PROVIDED INFORMATION

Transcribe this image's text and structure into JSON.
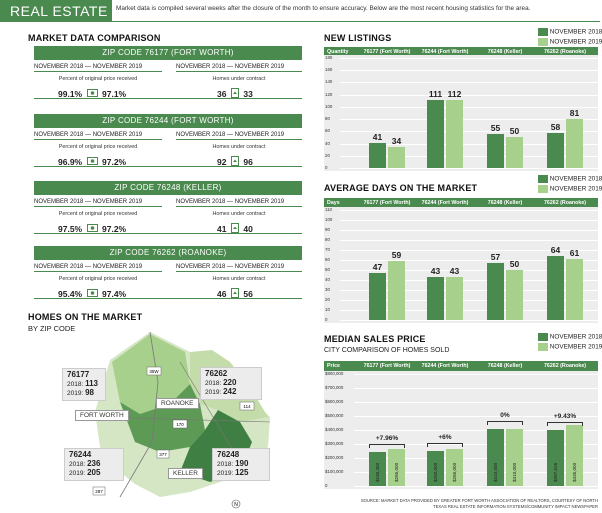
{
  "header": {
    "brand": "REAL ESTATE",
    "note": "Market data is compiled several weeks after the closure of the month to ensure accuracy. Below are the most recent housing statistics for the area."
  },
  "comparison": {
    "title": "MARKET DATA COMPARISON",
    "range_label": "NOVEMBER 2018 — NOVEMBER 2019",
    "label_pct": "Percent of original price received",
    "label_homes": "Homes under contract",
    "zips": [
      {
        "title": "ZIP CODE 76177 (FORT WORTH)",
        "pct_2018": "99.1%",
        "pct_2019": "97.1%",
        "homes_2018": "36",
        "homes_2019": "33"
      },
      {
        "title": "ZIP CODE 76244 (FORT WORTH)",
        "pct_2018": "96.9%",
        "pct_2019": "97.2%",
        "homes_2018": "92",
        "homes_2019": "96"
      },
      {
        "title": "ZIP CODE 76248 (KELLER)",
        "pct_2018": "97.5%",
        "pct_2019": "97.2%",
        "homes_2018": "41",
        "homes_2019": "40"
      },
      {
        "title": "ZIP CODE 76262 (ROANOKE)",
        "pct_2018": "95.4%",
        "pct_2019": "97.4%",
        "homes_2018": "46",
        "homes_2019": "56"
      }
    ]
  },
  "map": {
    "title": "HOMES ON THE MARKET",
    "subtitle": "BY ZIP CODE",
    "places": {
      "fortworth": "FORT WORTH",
      "roanoke": "ROANOKE",
      "keller": "KELLER"
    },
    "roads": {
      "r1": "35W",
      "r2": "170",
      "r3": "114",
      "r4": "377",
      "r5": "287"
    },
    "callouts": [
      {
        "zip": "76177",
        "l1": "2018: ",
        "v1": "113",
        "l2": "2019: ",
        "v2": "98"
      },
      {
        "zip": "76262",
        "l1": "2018: ",
        "v1": "220",
        "l2": "2019: ",
        "v2": "242"
      },
      {
        "zip": "76244",
        "l1": "2018: ",
        "v1": "236",
        "l2": "2019: ",
        "v2": "205"
      },
      {
        "zip": "76248",
        "l1": "2018: ",
        "v1": "190",
        "l2": "2019: ",
        "v2": "125"
      }
    ],
    "north": "N"
  },
  "legend": {
    "y2018": "NOVEMBER 2018",
    "y2019": "NOVEMBER 2019"
  },
  "colors": {
    "dark": "#4a8a4e",
    "light": "#a8d08d",
    "bg": "#ededed"
  },
  "chart_data": [
    {
      "type": "bar",
      "title": "NEW LISTINGS",
      "row_label": "Quantity",
      "categories": [
        "76177 (Fort Worth)",
        "76244 (Fort Worth)",
        "76248 (Keller)",
        "76262 (Roanoke)"
      ],
      "series": [
        {
          "name": "NOVEMBER 2018",
          "values": [
            41,
            111,
            55,
            58
          ]
        },
        {
          "name": "NOVEMBER 2019",
          "values": [
            34,
            112,
            50,
            81
          ]
        }
      ],
      "ylim": [
        0,
        180
      ],
      "yticks": [
        "180",
        "160",
        "140",
        "120",
        "100",
        "80",
        "60",
        "40",
        "20",
        "0"
      ]
    },
    {
      "type": "bar",
      "title": "AVERAGE DAYS ON THE MARKET",
      "row_label": "Days",
      "categories": [
        "76177 (Fort Worth)",
        "76244 (Fort Worth)",
        "76248 (Keller)",
        "76262 (Roanoke)"
      ],
      "series": [
        {
          "name": "NOVEMBER 2018",
          "values": [
            47,
            43,
            57,
            64
          ]
        },
        {
          "name": "NOVEMBER 2019",
          "values": [
            59,
            43,
            50,
            61
          ]
        }
      ],
      "ylim": [
        0,
        110
      ],
      "yticks": [
        "110",
        "100",
        "90",
        "80",
        "70",
        "60",
        "50",
        "40",
        "30",
        "20",
        "10",
        "0"
      ]
    },
    {
      "type": "bar",
      "title": "MEDIAN SALES PRICE",
      "subtitle": "CITY COMPARISON OF HOMES SOLD",
      "row_label": "Price",
      "categories": [
        "76177 (Fort Worth)",
        "76244 (Fort Worth)",
        "76248 (Keller)",
        "76262 (Roanoke)"
      ],
      "series": [
        {
          "name": "NOVEMBER 2018",
          "values": [
            245450,
            250000,
            410000,
            397526
          ]
        },
        {
          "name": "NOVEMBER 2019",
          "values": [
            265000,
            265000,
            410000,
            435000
          ]
        }
      ],
      "value_labels_2018": [
        "$245,450",
        "$250,000",
        "$410,000",
        "$397,526"
      ],
      "value_labels_2019": [
        "$265,000",
        "$265,000",
        "$410,000",
        "$435,000"
      ],
      "changes": [
        "+7.96%",
        "+6%",
        "0%",
        "+9.43%"
      ],
      "ylim": [
        0,
        800000
      ],
      "yticks": [
        "$800,000",
        "$700,000",
        "$600,000",
        "$500,000",
        "$400,000",
        "$300,000",
        "$200,000",
        "$100,000",
        "0"
      ]
    }
  ],
  "source": {
    "l1": "SOURCE: MARKET DATA PROVIDED BY GREATER FORT WORTH ASSOCIATION OF REALTORS, COURTESY OF NORTH",
    "l2": "TEXAS REAL ESTATE INFORMATION SYSTEMS/COMMUNITY IMPACT NEWSPAPER"
  }
}
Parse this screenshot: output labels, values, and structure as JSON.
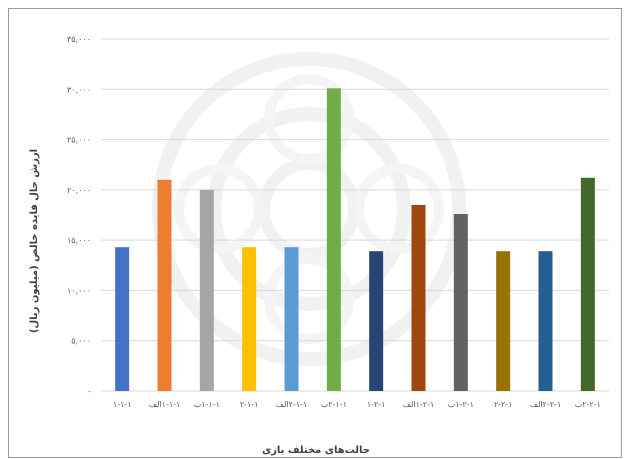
{
  "chart_data": {
    "type": "bar",
    "categories": [
      "۱-۱-۱",
      "۱-۱-۱الف",
      "۱-۱-۱ب",
      "۲-۱-۱",
      "۲-۱-۱الف",
      "۲-۱-۱ب",
      "۱-۲-۱",
      "۱-۲-۱الف",
      "۱-۲-۱ب",
      "۲-۲-۱",
      "۲-۲-۱الف",
      "۲-۲-۱ب"
    ],
    "values": [
      14300,
      21000,
      20000,
      14300,
      14300,
      30100,
      13900,
      18500,
      17600,
      13900,
      13900,
      21200
    ],
    "colors": [
      "#4472C4",
      "#ED7D31",
      "#A5A5A5",
      "#FFC000",
      "#5B9BD5",
      "#70AD47",
      "#264478",
      "#9E480E",
      "#636363",
      "#997300",
      "#255E91",
      "#43682B"
    ],
    "ylim": [
      0,
      35000
    ],
    "yticks": [
      0,
      5000,
      10000,
      15000,
      20000,
      25000,
      30000,
      35000
    ],
    "ytick_labels": [
      "-",
      "۵,۰۰۰",
      "۱۰,۰۰۰",
      "۱۵,۰۰۰",
      "۲۰,۰۰۰",
      "۲۵,۰۰۰",
      "۳۰,۰۰۰",
      "۳۵,۰۰۰"
    ],
    "xlabel": "حالت‌های مختلف بازی",
    "ylabel": "ارزش حال فایده خالص (میلیون ریال)",
    "grid": true,
    "title": ""
  }
}
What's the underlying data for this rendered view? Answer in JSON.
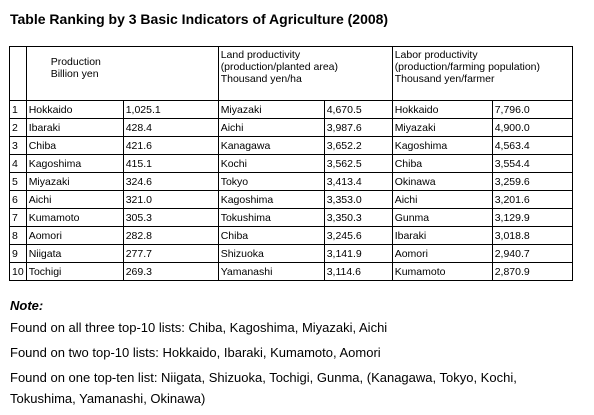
{
  "title": "Table Ranking by 3 Basic Indicators of Agriculture (2008)",
  "headers": {
    "production": [
      "Production",
      "Billion yen"
    ],
    "land": [
      "Land productivity",
      "(production/planted area)",
      "Thousand yen/ha"
    ],
    "labor": [
      "Labor productivity",
      "(production/farming population)",
      "Thousand yen/farmer"
    ]
  },
  "rows": [
    {
      "rank": "1",
      "p_name": "Hokkaido",
      "p_val": "1,025.1",
      "l_name": "Miyazaki",
      "l_val": "4,670.5",
      "w_name": "Hokkaido",
      "w_val": "7,796.0"
    },
    {
      "rank": "2",
      "p_name": "Ibaraki",
      "p_val": "428.4",
      "l_name": "Aichi",
      "l_val": "3,987.6",
      "w_name": "Miyazaki",
      "w_val": "4,900.0"
    },
    {
      "rank": "3",
      "p_name": "Chiba",
      "p_val": "421.6",
      "l_name": "Kanagawa",
      "l_val": "3,652.2",
      "w_name": "Kagoshima",
      "w_val": "4,563.4"
    },
    {
      "rank": "4",
      "p_name": "Kagoshima",
      "p_val": "415.1",
      "l_name": "Kochi",
      "l_val": "3,562.5",
      "w_name": "Chiba",
      "w_val": "3,554.4"
    },
    {
      "rank": "5",
      "p_name": "Miyazaki",
      "p_val": "324.6",
      "l_name": "Tokyo",
      "l_val": "3,413.4",
      "w_name": "Okinawa",
      "w_val": "3,259.6"
    },
    {
      "rank": "6",
      "p_name": "Aichi",
      "p_val": "321.0",
      "l_name": "Kagoshima",
      "l_val": "3,353.0",
      "w_name": "Aichi",
      "w_val": "3,201.6"
    },
    {
      "rank": "7",
      "p_name": "Kumamoto",
      "p_val": "305.3",
      "l_name": "Tokushima",
      "l_val": "3,350.3",
      "w_name": "Gunma",
      "w_val": "3,129.9"
    },
    {
      "rank": "8",
      "p_name": "Aomori",
      "p_val": "282.8",
      "l_name": "Chiba",
      "l_val": "3,245.6",
      "w_name": "Ibaraki",
      "w_val": "3,018.8"
    },
    {
      "rank": "9",
      "p_name": "Niigata",
      "p_val": "277.7",
      "l_name": "Shizuoka",
      "l_val": "3,141.9",
      "w_name": "Aomori",
      "w_val": "2,940.7"
    },
    {
      "rank": "10",
      "p_name": "Tochigi",
      "p_val": "269.3",
      "l_name": "Yamanashi",
      "l_val": "3,114.6",
      "w_name": "Kumamoto",
      "w_val": "2,870.9"
    }
  ],
  "note": {
    "title": "Note:",
    "line1": "Found on all three top-10 lists: Chiba, Kagoshima, Miyazaki, Aichi",
    "line2": "Found on two top-10 lists: Hokkaido, Ibaraki, Kumamoto, Aomori",
    "line3": "Found on one top-ten list: Niigata, Shizuoka, Tochigi, Gunma, (Kanagawa, Tokyo, Kochi,",
    "line4": "Tokushima, Yamanashi, Okinawa)"
  }
}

YOUR OBJECTIVE
Lines containing the string "Chiba" are to be selected and copied.

ANSWER TO THE TASK
      "p_name": "Chiba",
      "w_name": "Chiba",
      "l_name": "Chiba",
    "line1": "Found on all three top-10 lists: Chiba, Kagoshima, Miyazaki, Aichi",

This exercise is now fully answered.